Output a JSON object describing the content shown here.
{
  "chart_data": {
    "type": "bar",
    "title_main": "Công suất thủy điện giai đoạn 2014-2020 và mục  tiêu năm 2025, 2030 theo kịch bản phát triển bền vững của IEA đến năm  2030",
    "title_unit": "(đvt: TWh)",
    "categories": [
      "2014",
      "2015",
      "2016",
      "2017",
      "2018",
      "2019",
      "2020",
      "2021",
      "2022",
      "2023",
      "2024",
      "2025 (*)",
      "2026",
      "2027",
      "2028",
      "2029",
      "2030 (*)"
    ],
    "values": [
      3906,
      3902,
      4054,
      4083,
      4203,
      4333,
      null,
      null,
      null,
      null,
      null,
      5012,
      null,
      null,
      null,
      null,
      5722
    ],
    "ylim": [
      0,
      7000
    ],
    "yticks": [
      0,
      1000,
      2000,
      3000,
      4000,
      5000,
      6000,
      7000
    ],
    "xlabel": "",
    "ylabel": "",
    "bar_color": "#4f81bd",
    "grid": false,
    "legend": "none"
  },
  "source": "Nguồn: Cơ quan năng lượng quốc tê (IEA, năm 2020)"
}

[STATED EXERCISE]:
Go through the records above and set each one down exactly, please.

[COMPLETE RESPONSE]:
Output a JSON object describing the content shown here.
{
  "chart_data": {
    "type": "bar",
    "title_main": "Công suất thủy điện giai đoạn 2014-2020 và mục  tiêu năm 2025, 2030 theo kịch bản phát triển bền vững của IEA đến năm  2030",
    "title_unit": "(đvt: TWh)",
    "categories": [
      "2014",
      "2015",
      "2016",
      "2017",
      "2018",
      "2019",
      "2020",
      "2021",
      "2022",
      "2023",
      "2024",
      "2025 (*)",
      "2026",
      "2027",
      "2028",
      "2029",
      "2030 (*)"
    ],
    "values": [
      3906,
      3902,
      4054,
      4083,
      4203,
      4333,
      null,
      null,
      null,
      null,
      null,
      5012,
      null,
      null,
      null,
      null,
      5722
    ],
    "ylim": [
      0,
      7000
    ],
    "yticks": [
      0,
      1000,
      2000,
      3000,
      4000,
      5000,
      6000,
      7000
    ],
    "xlabel": "",
    "ylabel": "",
    "bar_color": "#4f81bd",
    "grid": false,
    "legend": "none"
  },
  "source": "Nguồn: Cơ quan năng lượng quốc tê (IEA, năm 2020)"
}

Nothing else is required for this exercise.